**Requirement:** Can you reproduce every one of the entries below, line for line and without any changes?

**Supplied entries:**
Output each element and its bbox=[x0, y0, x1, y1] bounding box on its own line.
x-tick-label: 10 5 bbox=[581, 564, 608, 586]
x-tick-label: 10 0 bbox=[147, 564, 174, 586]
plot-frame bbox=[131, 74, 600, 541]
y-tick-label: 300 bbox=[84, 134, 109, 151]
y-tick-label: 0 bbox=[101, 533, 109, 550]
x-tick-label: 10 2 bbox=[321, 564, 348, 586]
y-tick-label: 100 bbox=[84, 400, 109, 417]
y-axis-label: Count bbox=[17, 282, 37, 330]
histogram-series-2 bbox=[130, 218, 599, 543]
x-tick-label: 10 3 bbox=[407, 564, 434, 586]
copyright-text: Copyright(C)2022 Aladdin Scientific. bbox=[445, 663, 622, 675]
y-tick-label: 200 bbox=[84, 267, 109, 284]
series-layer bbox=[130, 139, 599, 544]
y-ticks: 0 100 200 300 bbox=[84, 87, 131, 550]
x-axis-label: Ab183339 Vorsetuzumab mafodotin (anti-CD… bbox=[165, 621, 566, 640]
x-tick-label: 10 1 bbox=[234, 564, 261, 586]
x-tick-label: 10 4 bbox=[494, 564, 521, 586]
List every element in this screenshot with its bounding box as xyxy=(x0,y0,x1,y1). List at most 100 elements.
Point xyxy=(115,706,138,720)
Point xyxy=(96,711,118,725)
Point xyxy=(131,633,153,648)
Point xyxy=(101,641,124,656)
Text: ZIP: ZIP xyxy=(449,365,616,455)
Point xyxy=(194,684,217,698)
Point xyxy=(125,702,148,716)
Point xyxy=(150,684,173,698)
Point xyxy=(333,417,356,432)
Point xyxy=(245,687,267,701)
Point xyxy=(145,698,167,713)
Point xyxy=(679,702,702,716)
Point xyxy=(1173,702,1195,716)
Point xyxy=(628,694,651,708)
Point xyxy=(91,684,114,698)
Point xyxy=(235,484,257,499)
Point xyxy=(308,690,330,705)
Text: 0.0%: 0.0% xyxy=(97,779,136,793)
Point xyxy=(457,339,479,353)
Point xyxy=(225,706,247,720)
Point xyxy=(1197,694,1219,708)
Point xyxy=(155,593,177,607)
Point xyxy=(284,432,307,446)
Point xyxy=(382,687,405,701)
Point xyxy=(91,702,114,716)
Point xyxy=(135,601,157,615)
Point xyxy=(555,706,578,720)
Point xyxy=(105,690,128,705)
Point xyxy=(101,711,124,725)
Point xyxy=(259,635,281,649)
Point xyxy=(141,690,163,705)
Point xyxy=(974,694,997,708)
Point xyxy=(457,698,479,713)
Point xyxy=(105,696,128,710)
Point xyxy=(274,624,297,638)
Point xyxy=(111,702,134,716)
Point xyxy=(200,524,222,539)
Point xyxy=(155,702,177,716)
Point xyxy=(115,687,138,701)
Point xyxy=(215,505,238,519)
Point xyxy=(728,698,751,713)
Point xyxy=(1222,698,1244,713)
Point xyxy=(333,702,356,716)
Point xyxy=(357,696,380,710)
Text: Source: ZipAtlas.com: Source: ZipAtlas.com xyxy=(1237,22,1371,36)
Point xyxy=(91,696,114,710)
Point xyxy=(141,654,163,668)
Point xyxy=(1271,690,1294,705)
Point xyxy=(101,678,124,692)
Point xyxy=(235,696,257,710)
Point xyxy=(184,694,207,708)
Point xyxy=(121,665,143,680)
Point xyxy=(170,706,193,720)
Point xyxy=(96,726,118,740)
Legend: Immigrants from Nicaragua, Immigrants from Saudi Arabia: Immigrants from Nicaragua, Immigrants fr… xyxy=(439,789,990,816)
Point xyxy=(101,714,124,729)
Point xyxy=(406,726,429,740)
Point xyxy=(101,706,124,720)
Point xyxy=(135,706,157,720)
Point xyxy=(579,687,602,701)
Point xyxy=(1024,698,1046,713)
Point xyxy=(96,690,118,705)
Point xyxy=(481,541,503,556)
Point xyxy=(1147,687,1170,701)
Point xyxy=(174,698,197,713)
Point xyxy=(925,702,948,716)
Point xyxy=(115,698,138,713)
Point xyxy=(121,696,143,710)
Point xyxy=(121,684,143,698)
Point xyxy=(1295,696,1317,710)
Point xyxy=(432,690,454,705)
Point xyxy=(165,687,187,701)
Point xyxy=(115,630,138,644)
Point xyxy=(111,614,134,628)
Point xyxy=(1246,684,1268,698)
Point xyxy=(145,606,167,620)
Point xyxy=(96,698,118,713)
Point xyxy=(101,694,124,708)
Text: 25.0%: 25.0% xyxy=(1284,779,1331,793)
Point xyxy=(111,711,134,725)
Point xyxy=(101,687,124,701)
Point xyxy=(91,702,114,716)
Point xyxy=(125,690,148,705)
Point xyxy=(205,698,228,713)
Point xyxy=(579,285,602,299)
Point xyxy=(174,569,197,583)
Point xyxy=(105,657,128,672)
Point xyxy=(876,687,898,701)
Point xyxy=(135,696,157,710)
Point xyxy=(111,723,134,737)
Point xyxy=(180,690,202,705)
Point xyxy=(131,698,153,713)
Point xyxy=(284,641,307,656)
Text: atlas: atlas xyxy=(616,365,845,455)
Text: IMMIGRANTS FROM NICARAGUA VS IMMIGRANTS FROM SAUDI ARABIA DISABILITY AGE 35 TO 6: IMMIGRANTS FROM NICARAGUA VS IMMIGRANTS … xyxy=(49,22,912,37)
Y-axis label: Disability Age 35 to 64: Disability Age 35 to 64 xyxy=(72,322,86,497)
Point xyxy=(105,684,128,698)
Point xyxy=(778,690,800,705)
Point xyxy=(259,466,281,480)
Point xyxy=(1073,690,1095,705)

**Task result:**
Output each element and its bbox=[x0, y0, x1, y1] bounding box on its own line.
x-tick-label: 10 5 bbox=[581, 564, 608, 586]
x-tick-label: 10 0 bbox=[147, 564, 174, 586]
plot-frame bbox=[131, 74, 600, 541]
y-tick-label: 300 bbox=[84, 134, 109, 151]
y-tick-label: 0 bbox=[101, 533, 109, 550]
x-tick-label: 10 2 bbox=[321, 564, 348, 586]
y-tick-label: 100 bbox=[84, 400, 109, 417]
y-axis-label: Count bbox=[17, 282, 37, 330]
histogram-series-2 bbox=[130, 218, 599, 543]
x-tick-label: 10 3 bbox=[407, 564, 434, 586]
copyright-text: Copyright(C)2022 Aladdin Scientific. bbox=[445, 663, 622, 675]
y-tick-label: 200 bbox=[84, 267, 109, 284]
series-layer bbox=[130, 139, 599, 544]
y-ticks: 0 100 200 300 bbox=[84, 87, 131, 550]
x-axis-label: Ab183339 Vorsetuzumab mafodotin (anti-CD… bbox=[165, 621, 566, 640]
x-tick-label: 10 1 bbox=[234, 564, 261, 586]
x-tick-label: 10 4 bbox=[494, 564, 521, 586]
List every element in this screenshot with its bounding box as xyxy=(x0,y0,x1,y1). List at most 100 elements.
Point xyxy=(115,706,138,720)
Point xyxy=(96,711,118,725)
Point xyxy=(131,633,153,648)
Point xyxy=(101,641,124,656)
Text: ZIP: ZIP xyxy=(449,365,616,455)
Point xyxy=(194,684,217,698)
Point xyxy=(125,702,148,716)
Point xyxy=(150,684,173,698)
Point xyxy=(333,417,356,432)
Point xyxy=(245,687,267,701)
Point xyxy=(145,698,167,713)
Point xyxy=(679,702,702,716)
Point xyxy=(1173,702,1195,716)
Point xyxy=(628,694,651,708)
Point xyxy=(91,684,114,698)
Point xyxy=(235,484,257,499)
Point xyxy=(308,690,330,705)
Text: 0.0%: 0.0% xyxy=(97,779,136,793)
Point xyxy=(457,339,479,353)
Point xyxy=(225,706,247,720)
Point xyxy=(1197,694,1219,708)
Point xyxy=(155,593,177,607)
Point xyxy=(284,432,307,446)
Point xyxy=(382,687,405,701)
Point xyxy=(91,702,114,716)
Point xyxy=(135,601,157,615)
Point xyxy=(555,706,578,720)
Point xyxy=(105,690,128,705)
Point xyxy=(101,711,124,725)
Point xyxy=(259,635,281,649)
Point xyxy=(141,690,163,705)
Point xyxy=(974,694,997,708)
Point xyxy=(457,698,479,713)
Point xyxy=(105,696,128,710)
Point xyxy=(274,624,297,638)
Point xyxy=(111,702,134,716)
Point xyxy=(200,524,222,539)
Point xyxy=(155,702,177,716)
Point xyxy=(115,687,138,701)
Point xyxy=(215,505,238,519)
Point xyxy=(728,698,751,713)
Point xyxy=(1222,698,1244,713)
Point xyxy=(333,702,356,716)
Point xyxy=(357,696,380,710)
Text: Source: ZipAtlas.com: Source: ZipAtlas.com xyxy=(1237,22,1371,36)
Point xyxy=(91,696,114,710)
Point xyxy=(141,654,163,668)
Point xyxy=(1271,690,1294,705)
Point xyxy=(101,678,124,692)
Point xyxy=(235,696,257,710)
Point xyxy=(184,694,207,708)
Point xyxy=(121,665,143,680)
Point xyxy=(170,706,193,720)
Point xyxy=(96,726,118,740)
Legend: Immigrants from Nicaragua, Immigrants from Saudi Arabia: Immigrants from Nicaragua, Immigrants fr… xyxy=(439,789,990,816)
Point xyxy=(101,714,124,729)
Point xyxy=(406,726,429,740)
Point xyxy=(101,706,124,720)
Point xyxy=(135,706,157,720)
Point xyxy=(579,687,602,701)
Point xyxy=(1024,698,1046,713)
Point xyxy=(96,690,118,705)
Point xyxy=(481,541,503,556)
Point xyxy=(1147,687,1170,701)
Point xyxy=(174,698,197,713)
Point xyxy=(925,702,948,716)
Point xyxy=(115,698,138,713)
Point xyxy=(121,696,143,710)
Point xyxy=(121,684,143,698)
Point xyxy=(1295,696,1317,710)
Point xyxy=(432,690,454,705)
Point xyxy=(165,687,187,701)
Point xyxy=(115,630,138,644)
Point xyxy=(111,614,134,628)
Point xyxy=(1246,684,1268,698)
Point xyxy=(145,606,167,620)
Point xyxy=(96,698,118,713)
Point xyxy=(101,694,124,708)
Text: 25.0%: 25.0% xyxy=(1284,779,1331,793)
Point xyxy=(111,711,134,725)
Point xyxy=(101,687,124,701)
Point xyxy=(91,702,114,716)
Point xyxy=(125,690,148,705)
Point xyxy=(205,698,228,713)
Point xyxy=(579,285,602,299)
Point xyxy=(174,569,197,583)
Point xyxy=(105,657,128,672)
Point xyxy=(876,687,898,701)
Point xyxy=(135,696,157,710)
Point xyxy=(111,723,134,737)
Point xyxy=(180,690,202,705)
Point xyxy=(131,698,153,713)
Point xyxy=(284,641,307,656)
Text: atlas: atlas xyxy=(616,365,845,455)
Text: IMMIGRANTS FROM NICARAGUA VS IMMIGRANTS FROM SAUDI ARABIA DISABILITY AGE 35 TO 6: IMMIGRANTS FROM NICARAGUA VS IMMIGRANTS … xyxy=(49,22,912,37)
Y-axis label: Disability Age 35 to 64: Disability Age 35 to 64 xyxy=(72,322,86,497)
Point xyxy=(105,684,128,698)
Point xyxy=(778,690,800,705)
Point xyxy=(259,466,281,480)
Point xyxy=(1073,690,1095,705)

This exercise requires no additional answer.